▸ SET EXERCISE
Exactly as written, quote every line that follows, skipping the images.

▸ PROVIDED ENTRIES
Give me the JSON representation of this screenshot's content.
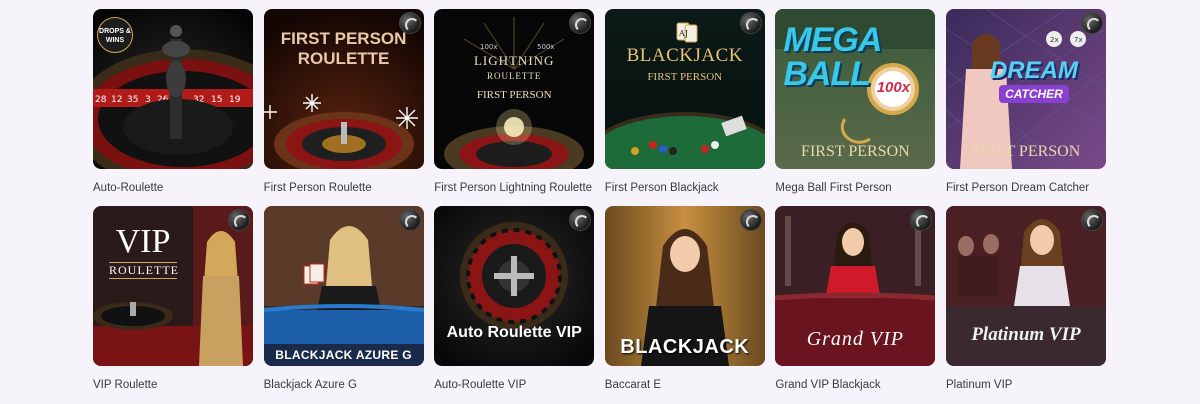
{
  "games": [
    {
      "name": "Auto-Roulette",
      "thumb": {
        "badge": "DROPS & WINS",
        "icon": "roulette-wheel-icon"
      }
    },
    {
      "name": "First Person Roulette",
      "thumb": {
        "line1": "FIRST PERSON",
        "line2": "ROULETTE",
        "icon": "snowflake-icon"
      }
    },
    {
      "name": "First Person Lightning Roulette",
      "thumb": {
        "line1": "LIGHTNING",
        "line2": "ROULETTE",
        "line3": "FIRST PERSON",
        "mult_left": "100x",
        "mult_right": "500x"
      }
    },
    {
      "name": "First Person Blackjack",
      "thumb": {
        "line1": "BLACKJACK",
        "line2": "FIRST PERSON",
        "cards": "AJ"
      }
    },
    {
      "name": "Mega Ball First Person",
      "thumb": {
        "line1": "MEGA",
        "line2": "BALL",
        "mult": "100x",
        "line3": "FIRST PERSON"
      }
    },
    {
      "name": "First Person Dream Catcher",
      "thumb": {
        "line1": "DREAM",
        "line2": "CATCHER",
        "line3": "FIRST PERSON",
        "chip_left": "2x",
        "chip_right": "7x"
      }
    },
    {
      "name": "VIP Roulette",
      "thumb": {
        "line1": "VIP",
        "line2": "ROULETTE"
      }
    },
    {
      "name": "Blackjack Azure G",
      "thumb": {
        "line1": "BLACKJACK AZURE G"
      }
    },
    {
      "name": "Auto-Roulette VIP",
      "thumb": {
        "line1": "Auto Roulette VIP"
      }
    },
    {
      "name": "Baccarat E",
      "thumb": {
        "line1": "BLACKJACK"
      }
    },
    {
      "name": "Grand VIP Blackjack",
      "thumb": {
        "line1": "Grand VIP"
      }
    },
    {
      "name": "Platinum VIP",
      "thumb": {
        "line1": "Platinum VIP"
      }
    }
  ],
  "colors": {
    "background": "#f7f3fa",
    "label": "#3a3a3a",
    "accent_gold": "#d4a84a",
    "accent_purple": "#8a3fd0"
  }
}
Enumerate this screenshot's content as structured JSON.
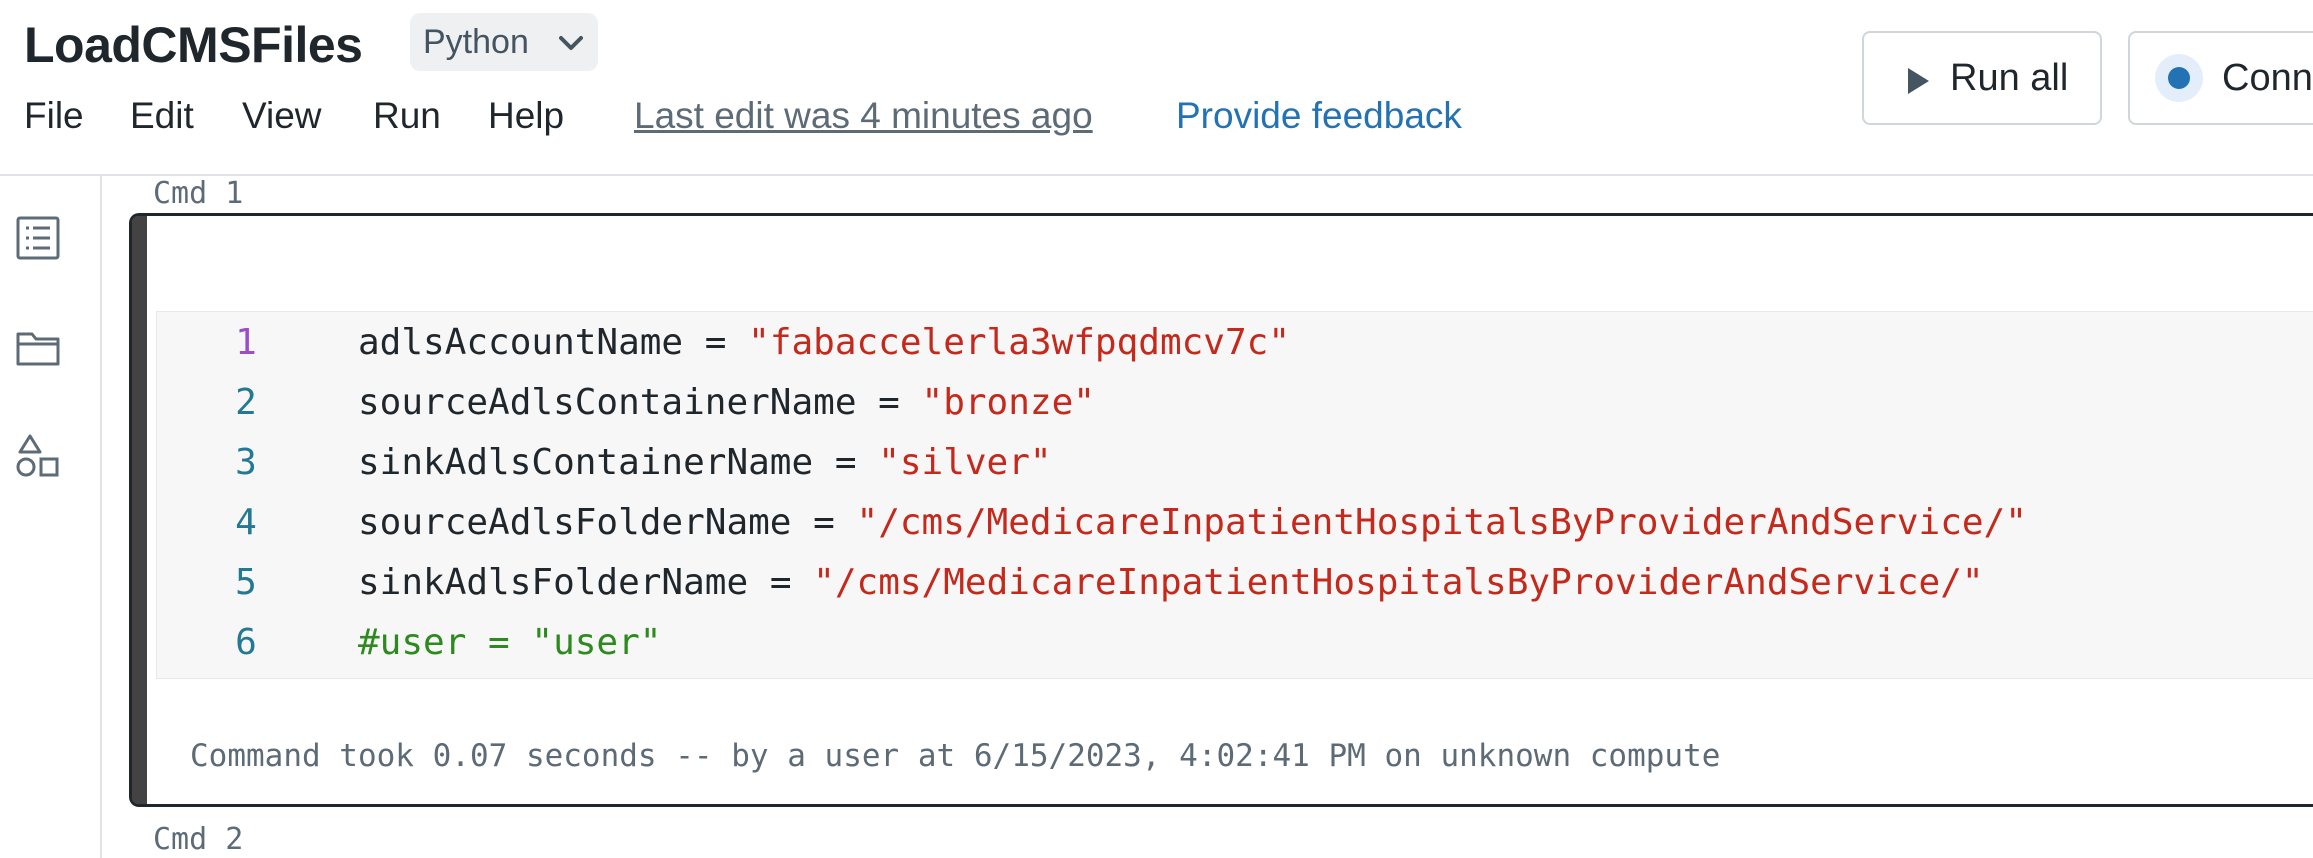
{
  "notebook": {
    "title": "LoadCMSFiles",
    "language": "Python"
  },
  "menu": {
    "file": "File",
    "edit": "Edit",
    "view": "View",
    "run": "Run",
    "help": "Help"
  },
  "header": {
    "last_edit": "Last edit was 4 minutes ago",
    "feedback": "Provide feedback",
    "run_all": "Run all",
    "connect": "Conn"
  },
  "cells": [
    {
      "label": "Cmd 1",
      "lines": [
        {
          "num": "1",
          "var": "adlsAccountName",
          "op": " = ",
          "str": "\"fabaccelerla3wfpqdmcv7c\""
        },
        {
          "num": "2",
          "var": "sourceAdlsContainerName",
          "op": " = ",
          "str": "\"bronze\""
        },
        {
          "num": "3",
          "var": "sinkAdlsContainerName",
          "op": " = ",
          "str": "\"silver\""
        },
        {
          "num": "4",
          "var": "sourceAdlsFolderName",
          "op": " = ",
          "str": "\"/cms/MedicareInpatientHospitalsByProviderAndService/\""
        },
        {
          "num": "5",
          "var": "sinkAdlsFolderName",
          "op": " = ",
          "str": "\"/cms/MedicareInpatientHospitalsByProviderAndService/\""
        },
        {
          "num": "6",
          "comment": "#user = \"user\""
        }
      ],
      "output": "Command took 0.07 seconds -- by a user at 6/15/2023, 4:02:41 PM on unknown compute"
    },
    {
      "label": "Cmd 2"
    }
  ],
  "icons": {
    "toc": "list-icon",
    "files": "folder-icon",
    "shapes": "shapes-icon",
    "play": "play-icon",
    "chevron": "chevron-down-icon"
  },
  "colors": {
    "accent_blue": "#2272b4",
    "string_red": "#c4291c",
    "comment_green": "#2d8a1f",
    "line_number": "#237893",
    "active_line_number": "#9b4dca"
  }
}
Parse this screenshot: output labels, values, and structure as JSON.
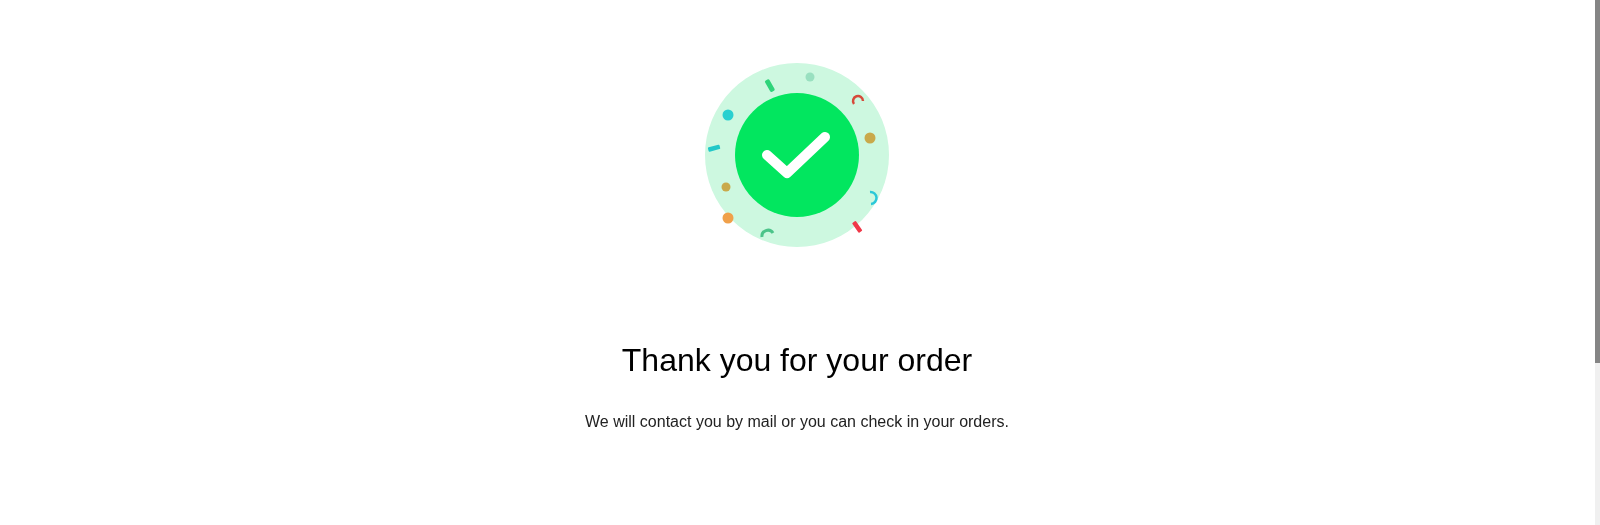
{
  "confirmation": {
    "title": "Thank you for your order",
    "message": "We will contact you by mail or you can check in your orders."
  }
}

▸ WRITTEN ANSWER
Give me the JSON representation of this screenshot's content.
{
  "games": [
    {
      "name": "Auto-Roulette",
      "thumb": {
        "badge": "DROPS & WINS",
        "icon": "roulette-wheel-icon"
      }
    },
    {
      "name": "First Person Roulette",
      "thumb": {
        "line1": "FIRST PERSON",
        "line2": "ROULETTE",
        "icon": "snowflake-icon"
      }
    },
    {
      "name": "First Person Lightning Roulette",
      "thumb": {
        "line1": "LIGHTNING",
        "line2": "ROULETTE",
        "line3": "FIRST PERSON",
        "mult_left": "100x",
        "mult_right": "500x"
      }
    },
    {
      "name": "First Person Blackjack",
      "thumb": {
        "line1": "BLACKJACK",
        "line2": "FIRST PERSON",
        "cards": "AJ"
      }
    },
    {
      "name": "Mega Ball First Person",
      "thumb": {
        "line1": "MEGA",
        "line2": "BALL",
        "mult": "100x",
        "line3": "FIRST PERSON"
      }
    },
    {
      "name": "First Person Dream Catcher",
      "thumb": {
        "line1": "DREAM",
        "line2": "CATCHER",
        "line3": "FIRST PERSON",
        "chip_left": "2x",
        "chip_right": "7x"
      }
    },
    {
      "name": "VIP Roulette",
      "thumb": {
        "line1": "VIP",
        "line2": "ROULETTE"
      }
    },
    {
      "name": "Blackjack Azure G",
      "thumb": {
        "line1": "BLACKJACK AZURE G"
      }
    },
    {
      "name": "Auto-Roulette VIP",
      "thumb": {
        "line1": "Auto Roulette VIP"
      }
    },
    {
      "name": "Baccarat E",
      "thumb": {
        "line1": "BLACKJACK"
      }
    },
    {
      "name": "Grand VIP Blackjack",
      "thumb": {
        "line1": "Grand VIP"
      }
    },
    {
      "name": "Platinum VIP",
      "thumb": {
        "line1": "Platinum VIP"
      }
    }
  ],
  "colors": {
    "background": "#f7f3fa",
    "label": "#3a3a3a",
    "accent_gold": "#d4a84a",
    "accent_purple": "#8a3fd0"
  }
}
Enumerate this screenshot's content as structured JSON.
{
  "notebook": {
    "title": "LoadCMSFiles",
    "language": "Python"
  },
  "menu": {
    "file": "File",
    "edit": "Edit",
    "view": "View",
    "run": "Run",
    "help": "Help"
  },
  "header": {
    "last_edit": "Last edit was 4 minutes ago",
    "feedback": "Provide feedback",
    "run_all": "Run all",
    "connect": "Conn"
  },
  "cells": [
    {
      "label": "Cmd 1",
      "lines": [
        {
          "num": "1",
          "var": "adlsAccountName",
          "op": " = ",
          "str": "\"fabaccelerla3wfpqdmcv7c\""
        },
        {
          "num": "2",
          "var": "sourceAdlsContainerName",
          "op": " = ",
          "str": "\"bronze\""
        },
        {
          "num": "3",
          "var": "sinkAdlsContainerName",
          "op": " = ",
          "str": "\"silver\""
        },
        {
          "num": "4",
          "var": "sourceAdlsFolderName",
          "op": " = ",
          "str": "\"/cms/MedicareInpatientHospitalsByProviderAndService/\""
        },
        {
          "num": "5",
          "var": "sinkAdlsFolderName",
          "op": " = ",
          "str": "\"/cms/MedicareInpatientHospitalsByProviderAndService/\""
        },
        {
          "num": "6",
          "comment": "#user = \"user\""
        }
      ],
      "output": "Command took 0.07 seconds -- by a user at 6/15/2023, 4:02:41 PM on unknown compute"
    },
    {
      "label": "Cmd 2"
    }
  ],
  "icons": {
    "toc": "list-icon",
    "files": "folder-icon",
    "shapes": "shapes-icon",
    "play": "play-icon",
    "chevron": "chevron-down-icon"
  },
  "colors": {
    "accent_blue": "#2272b4",
    "string_red": "#c4291c",
    "comment_green": "#2d8a1f",
    "line_number": "#237893",
    "active_line_number": "#9b4dca"
  }
}
Parse this screenshot: output labels, values, and structure as JSON.
{
  "confirmation": {
    "title": "Thank you for your order",
    "message": "We will contact you by mail or you can check in your orders."
  }
}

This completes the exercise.